## begin RECORDS FOR THE TASK

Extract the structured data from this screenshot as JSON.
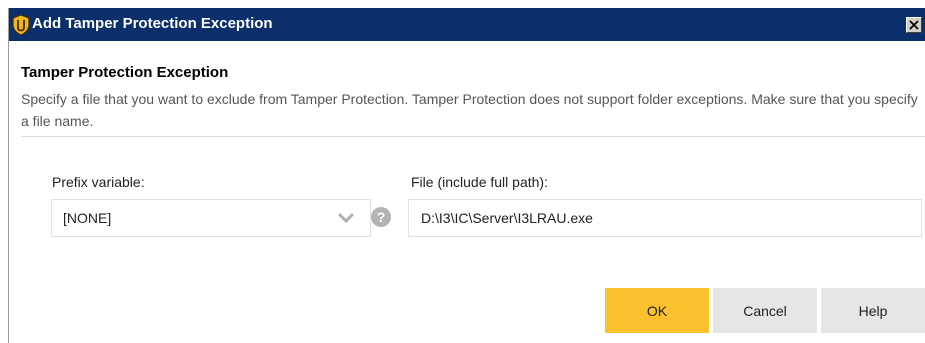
{
  "window": {
    "title": "Add Tamper Protection Exception",
    "close_icon": "close-icon",
    "app_icon": "shield-icon",
    "title_bar_color": "#0b2f6b"
  },
  "header": {
    "title": "Tamper Protection Exception",
    "description": "Specify a file that you want to exclude from Tamper Protection. Tamper Protection does not support folder exceptions. Make sure that you specify a file name."
  },
  "form": {
    "prefix_label": "Prefix variable:",
    "prefix_value": "[NONE]",
    "help_glyph": "?",
    "file_label": "File (include full path):",
    "file_value": "D:\\I3\\IC\\Server\\I3LRAU.exe"
  },
  "buttons": {
    "ok": "OK",
    "cancel": "Cancel",
    "help": "Help",
    "primary_color": "#fbc02d",
    "secondary_color": "#e6e6e6"
  }
}
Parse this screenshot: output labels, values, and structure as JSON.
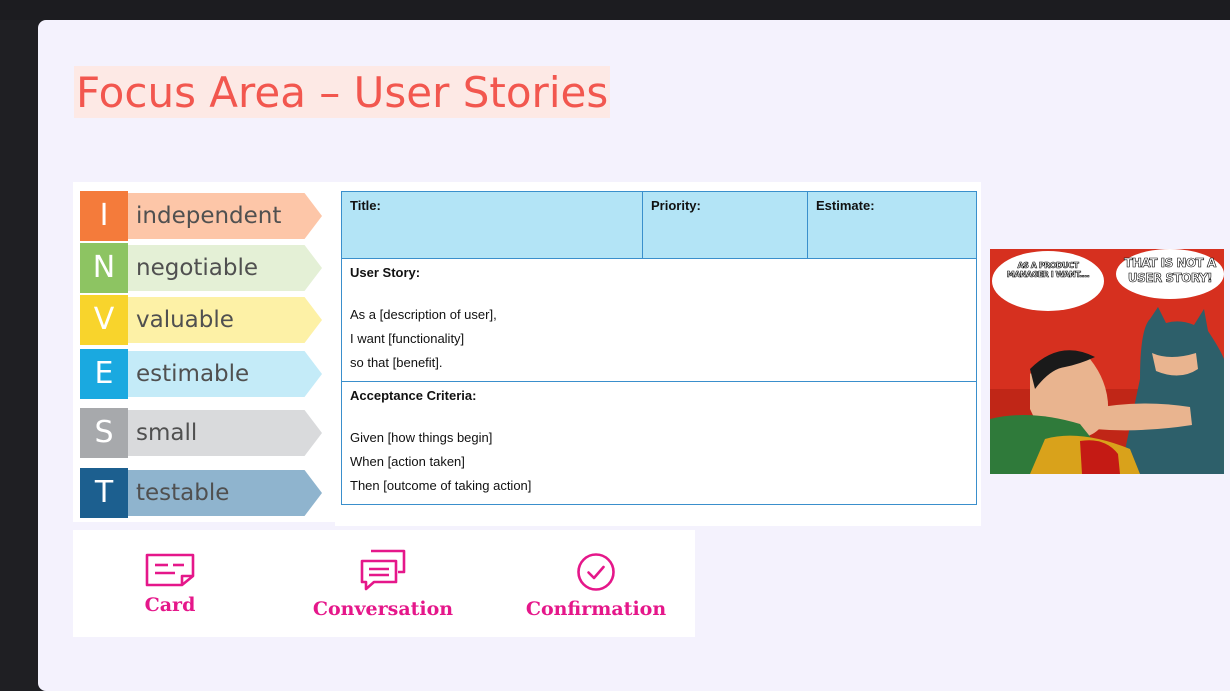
{
  "slide": {
    "title": "Focus Area – User Stories"
  },
  "invest": {
    "items": [
      {
        "letter": "I",
        "word": "independent",
        "letter_color": "#f47b3b",
        "arrow_color": "#fdc6a8"
      },
      {
        "letter": "N",
        "word": "negotiable",
        "letter_color": "#8dc462",
        "arrow_color": "#e4f0d6"
      },
      {
        "letter": "V",
        "word": "valuable",
        "letter_color": "#f8d42c",
        "arrow_color": "#fdf1a6"
      },
      {
        "letter": "E",
        "word": "estimable",
        "letter_color": "#1aa9e0",
        "arrow_color": "#c4ebf8"
      },
      {
        "letter": "S",
        "word": "small",
        "letter_color": "#a7a9ac",
        "arrow_color": "#d9dadc"
      },
      {
        "letter": "T",
        "word": "testable",
        "letter_color": "#1c5f8f",
        "arrow_color": "#8fb4ce"
      }
    ]
  },
  "story_card": {
    "title_label": "Title:",
    "priority_label": "Priority:",
    "estimate_label": "Estimate:",
    "user_story_label": "User Story:",
    "user_story_lines": [
      "As a [description of user],",
      "I want [functionality]",
      "so that [benefit]."
    ],
    "acceptance_label": "Acceptance Criteria:",
    "acceptance_lines": [
      "Given [how things begin]",
      "When [action taken]",
      "Then [outcome of taking action]"
    ]
  },
  "three_c": {
    "card": "Card",
    "conversation": "Conversation",
    "confirmation": "Confirmation",
    "accent_color": "#e5178a"
  },
  "meme": {
    "left_bubble": "AS A PRODUCT MANAGER I WANT....",
    "right_bubble": "THAT IS NOT A USER STORY!"
  }
}
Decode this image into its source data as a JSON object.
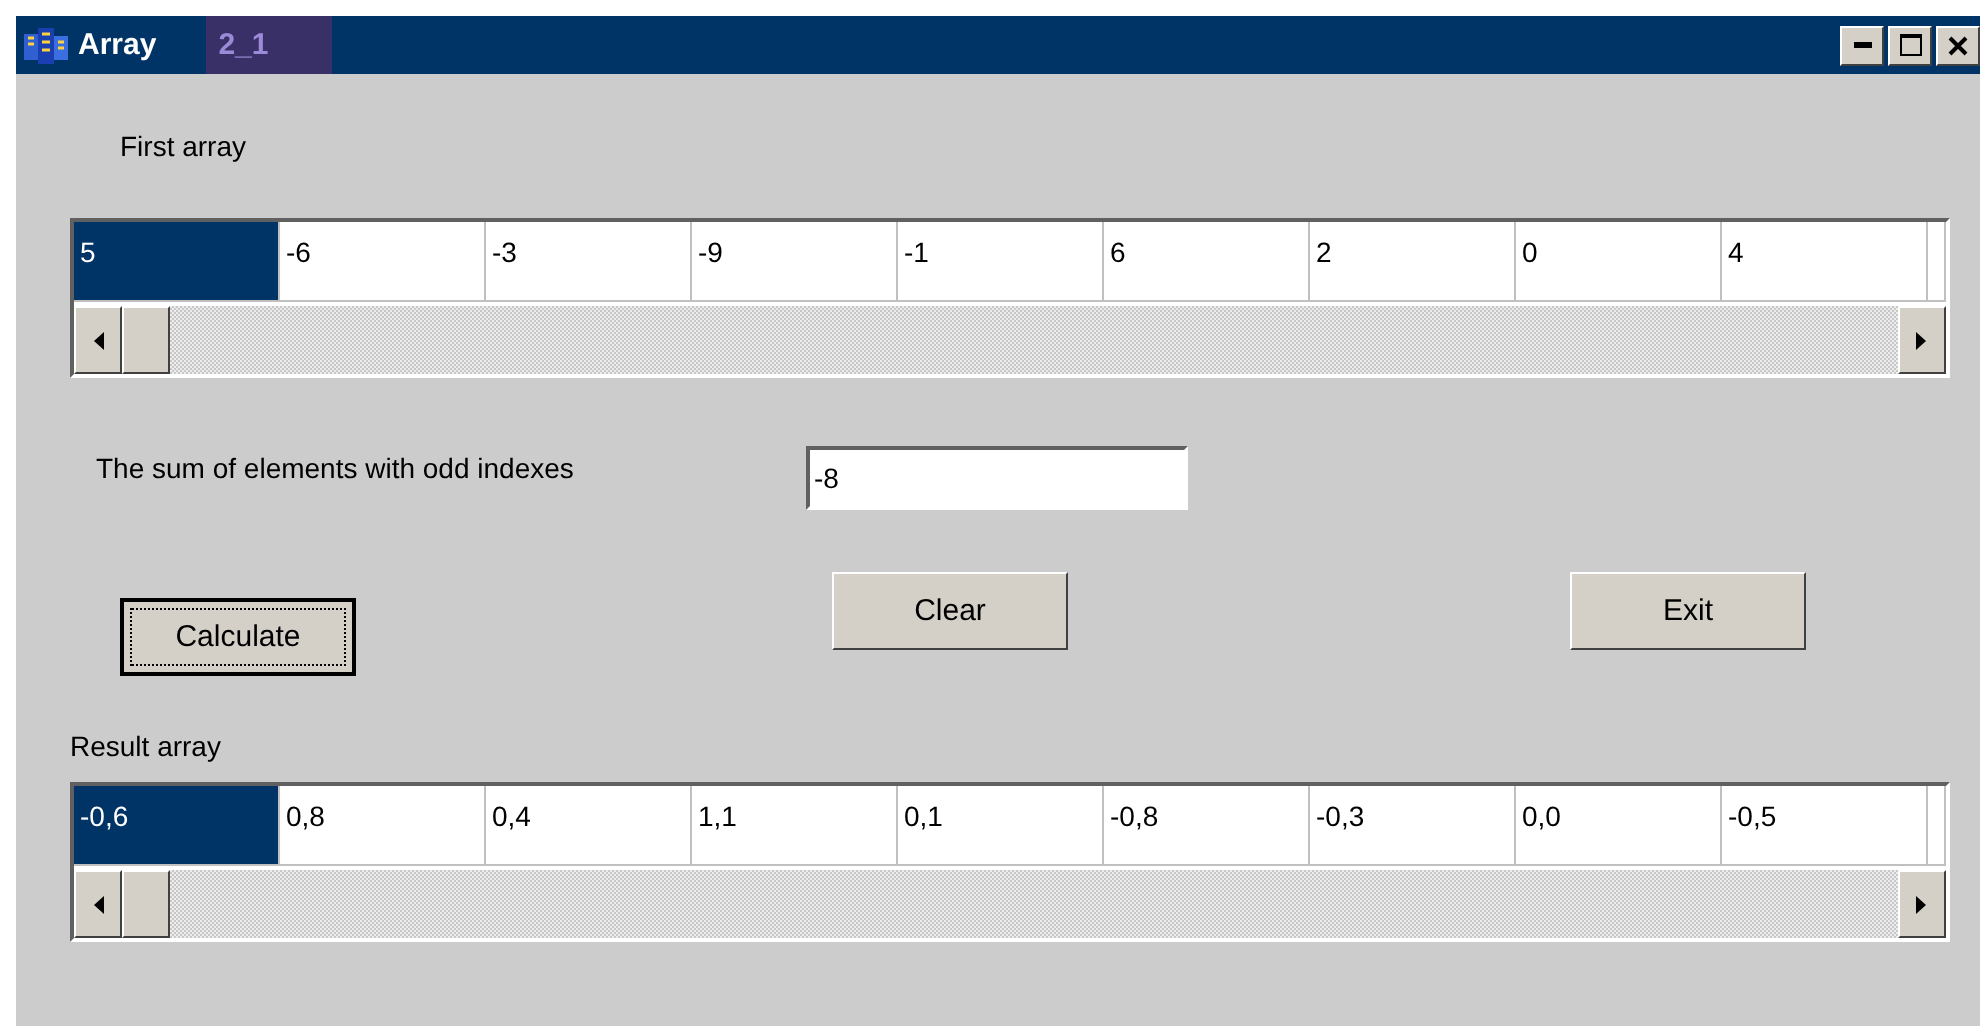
{
  "window": {
    "title": "Array",
    "title_note": "2_1"
  },
  "first_array": {
    "label": "First array",
    "cells": [
      {
        "text": "5",
        "selected": true
      },
      {
        "text": "-6",
        "selected": false
      },
      {
        "text": "-3",
        "selected": false
      },
      {
        "text": "-9",
        "selected": false
      },
      {
        "text": "-1",
        "selected": false
      },
      {
        "text": "6",
        "selected": false
      },
      {
        "text": "2",
        "selected": false
      },
      {
        "text": "0",
        "selected": false
      },
      {
        "text": "4",
        "selected": false
      }
    ]
  },
  "sum": {
    "label": "The sum of elements with odd indexes",
    "value": "-8"
  },
  "buttons": [
    {
      "label": "Calculate",
      "focused": true
    },
    {
      "label": "Clear",
      "focused": false
    },
    {
      "label": "Exit",
      "focused": false
    }
  ],
  "result_array": {
    "label": "Result array",
    "cells": [
      {
        "text": "-0,6",
        "selected": true
      },
      {
        "text": "0,8",
        "selected": false
      },
      {
        "text": "0,4",
        "selected": false
      },
      {
        "text": "1,1",
        "selected": false
      },
      {
        "text": "0,1",
        "selected": false
      },
      {
        "text": "-0,8",
        "selected": false
      },
      {
        "text": "-0,3",
        "selected": false
      },
      {
        "text": "0,0",
        "selected": false
      },
      {
        "text": "-0,5",
        "selected": false
      }
    ]
  }
}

## end RECORDS FOR THE TASK

STATED EXERCISE: Report only how many lines in the listing contain the string "Tamper".

EXPECTED OUTPUT: 3